▶ **WRITTEN REQUEST**: Only lines holding the word "subtitle" should be copied from the material.

▶ **RECORDS SUPPLIED**:
* * * * * * * * *

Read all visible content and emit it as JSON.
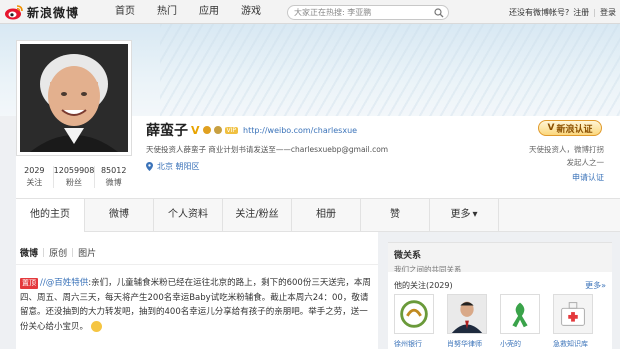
{
  "topbar": {
    "logo_text": "新浪微博",
    "nav": [
      "首页",
      "热门",
      "应用",
      "游戏"
    ],
    "search_placeholder": "大家正在热搜: 李亚鹏",
    "right": {
      "prompt": "还没有微博帐号?",
      "register": "注册",
      "login": "登录"
    }
  },
  "profile": {
    "name": "薛蛮子",
    "v": "V",
    "vip": "VIP",
    "url": "http://weibo.com/charlesxue",
    "description": "天使投资人薛蛮子 商业计划书请发送至——charlesxuebp@gmail.com",
    "location": "北京 朝阳区",
    "counts": [
      {
        "num": "2029",
        "label": "关注"
      },
      {
        "num": "12059908",
        "label": "粉丝"
      },
      {
        "num": "85012",
        "label": "微博"
      }
    ],
    "verify_label": "新浪认证",
    "verify_desc": "天使投资人，微博打拐发起人之一",
    "verify_link": "申请认证"
  },
  "tabs": [
    "他的主页",
    "微博",
    "个人资料",
    "关注/粉丝",
    "相册",
    "赞",
    "更多"
  ],
  "feed": {
    "filters": [
      "微博",
      "原创",
      "图片"
    ],
    "tag": "置顶",
    "mention": "//@百姓特供",
    "text": ":亲们，儿童辅食米粉已经在运往北京的路上，剩下的600份三天送完，本周四、周五、周六三天，每天将产生200名幸运Baby试吃米粉辅食。截止本周六24：00，敬请留意。还没抽到的大力转发吧，抽到的400名幸运儿分享给有孩子的亲朋吧。举手之劳，送一份关心给小宝贝。"
  },
  "sidebar": {
    "title": "微关系",
    "subtitle": "我们之间的共同关系",
    "follow_title": "他的关注(2029)",
    "more": "更多»",
    "friends": [
      "徐州银行",
      "肖努华律师",
      "小壳的",
      "急救知识库"
    ]
  },
  "colors": {
    "link": "#3b73b9",
    "accent": "#e8a400",
    "tag": "#e4393c"
  }
}
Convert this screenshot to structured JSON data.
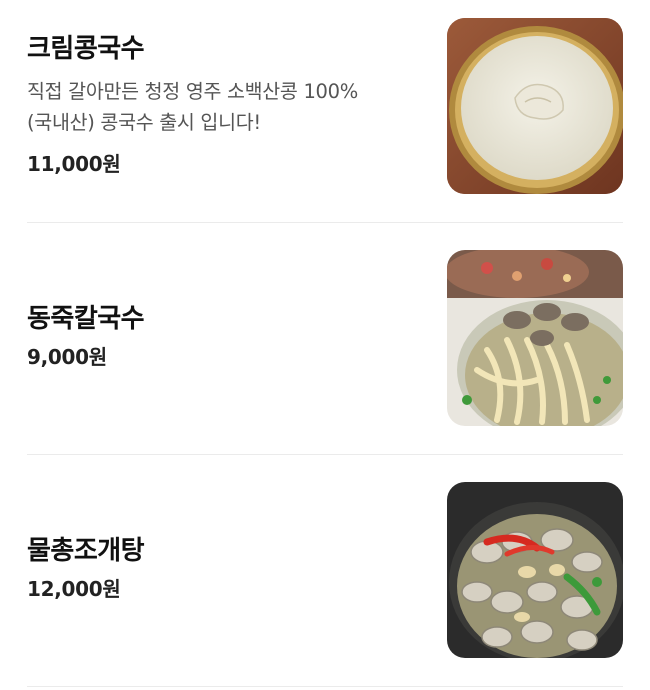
{
  "menu": {
    "items": [
      {
        "name": "크림콩국수",
        "description_line1": "직접 갈아만든 청정 영주 소백산콩 100%",
        "description_line2": "(국내산) 콩국수 출시 입니다!",
        "price": "11,000원"
      },
      {
        "name": "동죽칼국수",
        "price": "9,000원"
      },
      {
        "name": "물총조개탕",
        "price": "12,000원"
      }
    ]
  },
  "colors": {
    "text_primary": "#111111",
    "text_secondary": "#555555",
    "divider": "#ebebeb"
  }
}
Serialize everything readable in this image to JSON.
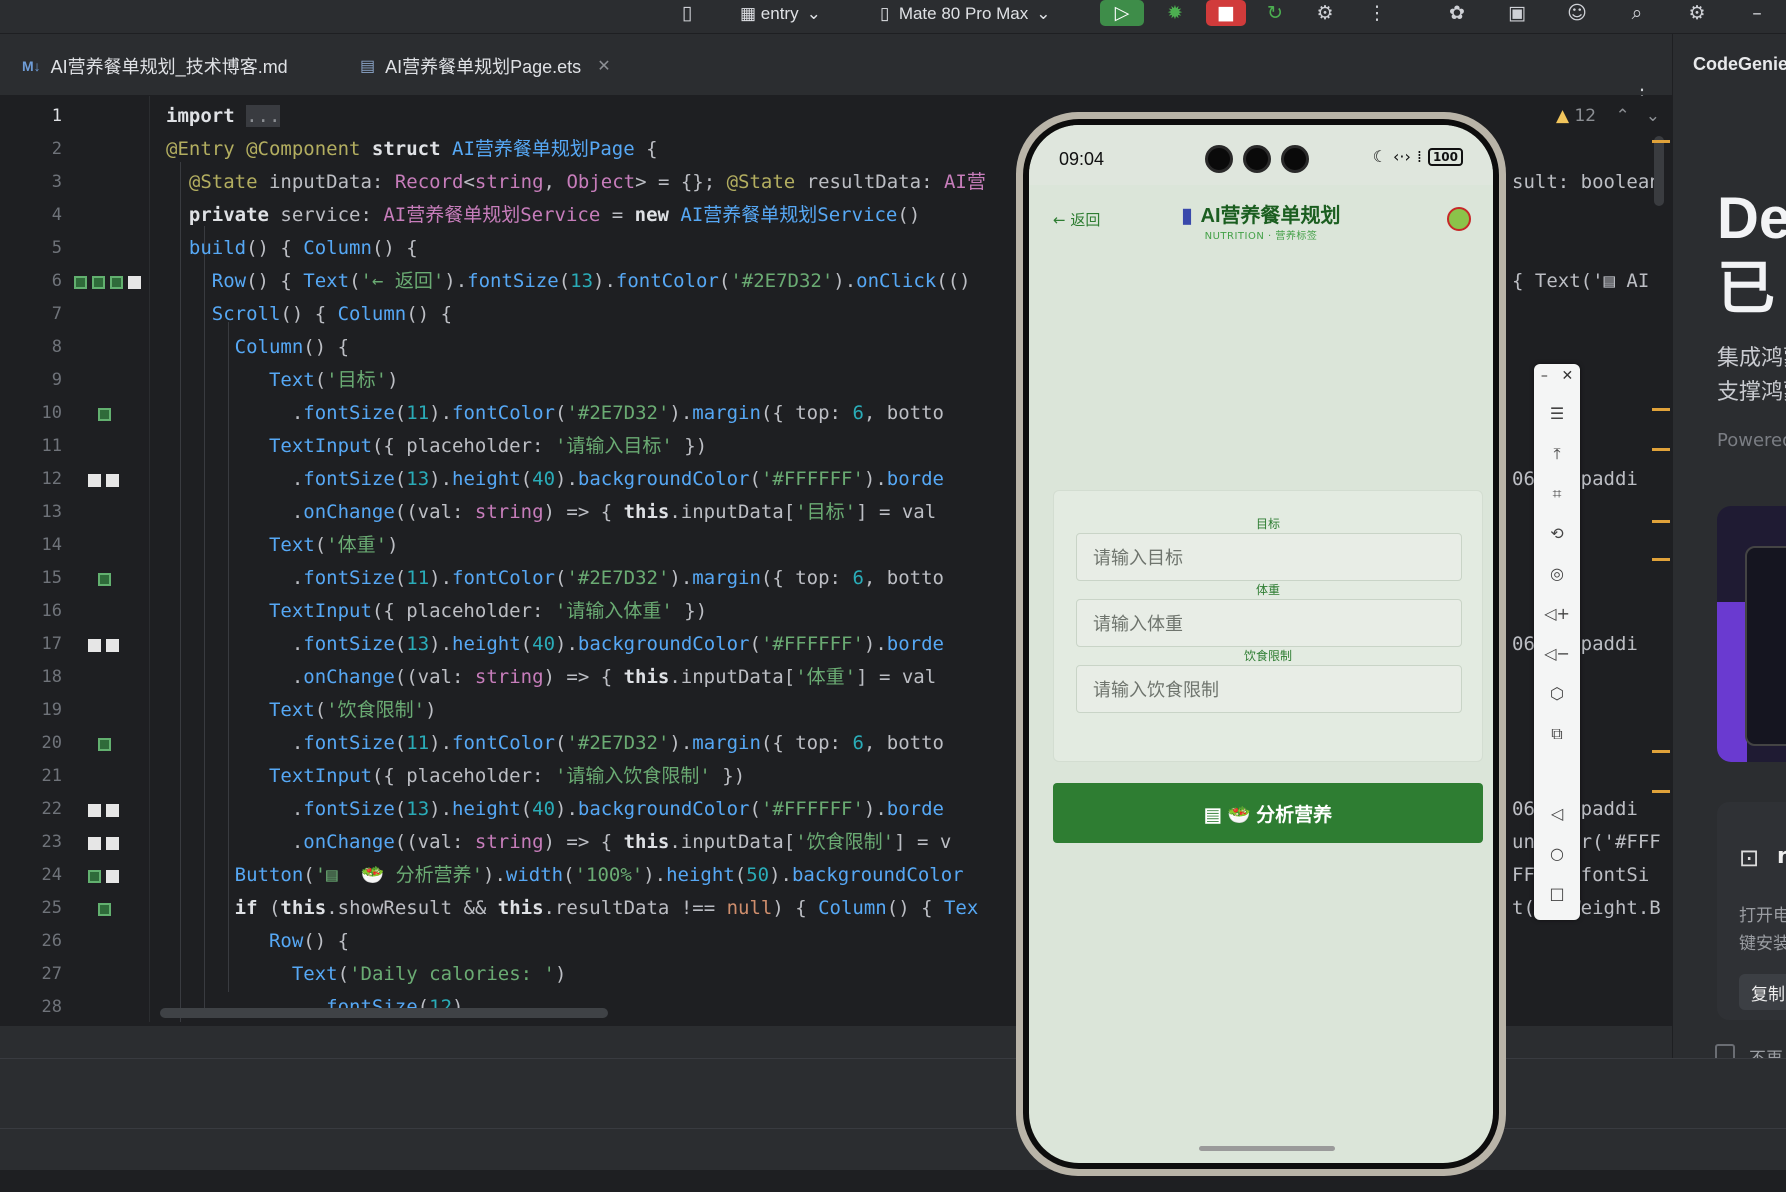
{
  "toolbar": {
    "module": "entry",
    "device": "Mate 80 Pro Max",
    "icons": [
      "device-icon",
      "module-icon",
      "phone-icon",
      "run-icon",
      "debug-icon",
      "stop-icon",
      "sync-icon",
      "profile-icon",
      "more-icon",
      "settings-icon",
      "layout-icon",
      "account-icon",
      "search-icon",
      "gear-icon"
    ]
  },
  "tabs": [
    {
      "prefix": "M↓",
      "label": "AI营养餐单规划_技术博客.md"
    },
    {
      "prefix": "▤",
      "label": "AI营养餐单规划Page.ets"
    }
  ],
  "right_panel": {
    "title": "CodeGenie",
    "heading1": "De",
    "heading2": "已",
    "sub1": "集成鸿蒙",
    "sub2": "支撑鸿蒙",
    "powered": "Powered",
    "box_title": "n",
    "box_text1": "打开电",
    "box_text2": "键安装",
    "copy_btn": "复制",
    "checkbox_label": "不再"
  },
  "editor": {
    "warnings": "12",
    "lines": [
      {
        "n": "1"
      },
      {
        "n": "2"
      },
      {
        "n": "3"
      },
      {
        "n": "4"
      },
      {
        "n": "5"
      },
      {
        "n": "6"
      },
      {
        "n": "7"
      },
      {
        "n": "8"
      },
      {
        "n": "9"
      },
      {
        "n": "10"
      },
      {
        "n": "11"
      },
      {
        "n": "12"
      },
      {
        "n": "13"
      },
      {
        "n": "14"
      },
      {
        "n": "15"
      },
      {
        "n": "16"
      },
      {
        "n": "17"
      },
      {
        "n": "18"
      },
      {
        "n": "19"
      },
      {
        "n": "20"
      },
      {
        "n": "21"
      },
      {
        "n": "22"
      },
      {
        "n": "23"
      },
      {
        "n": "24"
      },
      {
        "n": "25"
      },
      {
        "n": "26"
      },
      {
        "n": "27"
      },
      {
        "n": "28"
      }
    ],
    "code_right": {
      "l3": "sult: boolean",
      "l6": "{ Text('▤ AI",
      "l12": "06/-).paddi",
      "l17": "06/-).paddi",
      "l22": "06/-).paddi",
      "l23": "un   or('#FFF",
      "l24": "FF   .fontSi",
      "l25": "t(F  Weight.B"
    }
  },
  "phone": {
    "time": "09:04",
    "battery": "100",
    "back": "← 返回",
    "title": "AI营养餐单规划",
    "subtitle": "NUTRITION · 营养标签",
    "fields": [
      {
        "label": "目标",
        "placeholder": "请输入目标"
      },
      {
        "label": "体重",
        "placeholder": "请输入体重"
      },
      {
        "label": "饮食限制",
        "placeholder": "请输入饮食限制"
      }
    ],
    "button": "▤ 🥗 分析营养"
  }
}
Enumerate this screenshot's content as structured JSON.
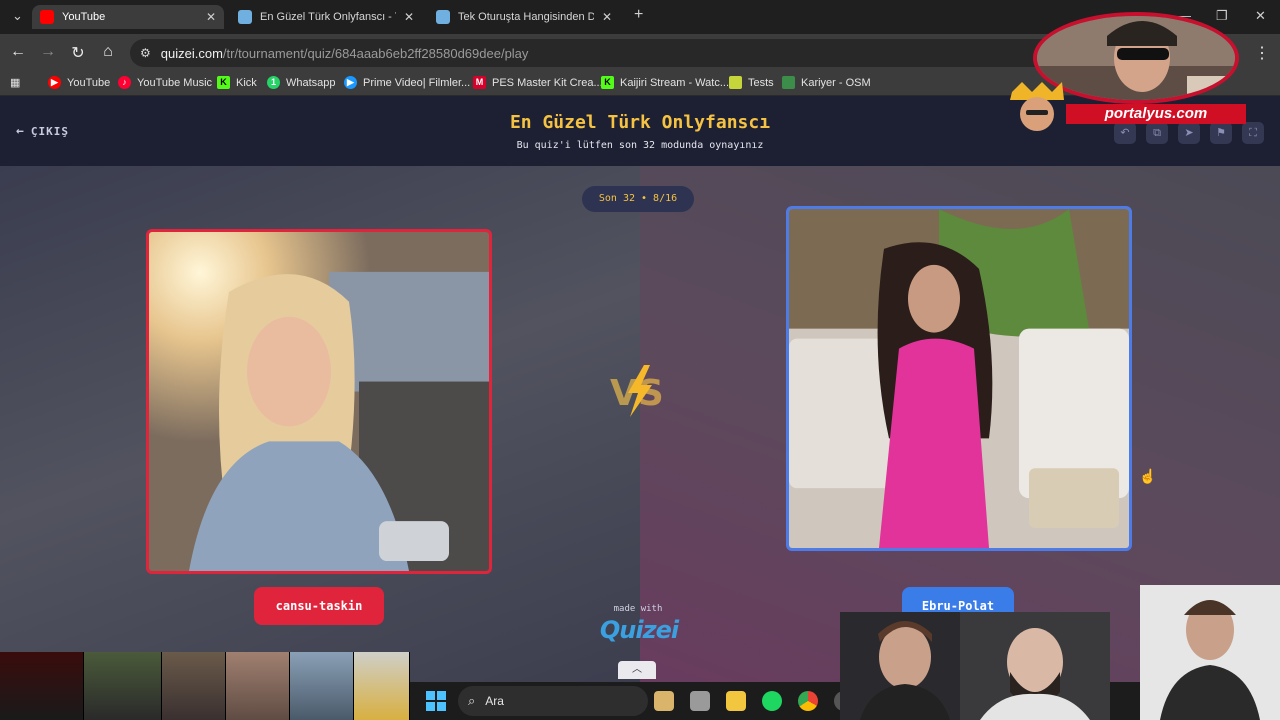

* * * * * * * * *

▶ **TASK ANSWER**:
    "subtitle": "我们之间的共同关系",
    "subtitle": "NUTRITION · 营养标签",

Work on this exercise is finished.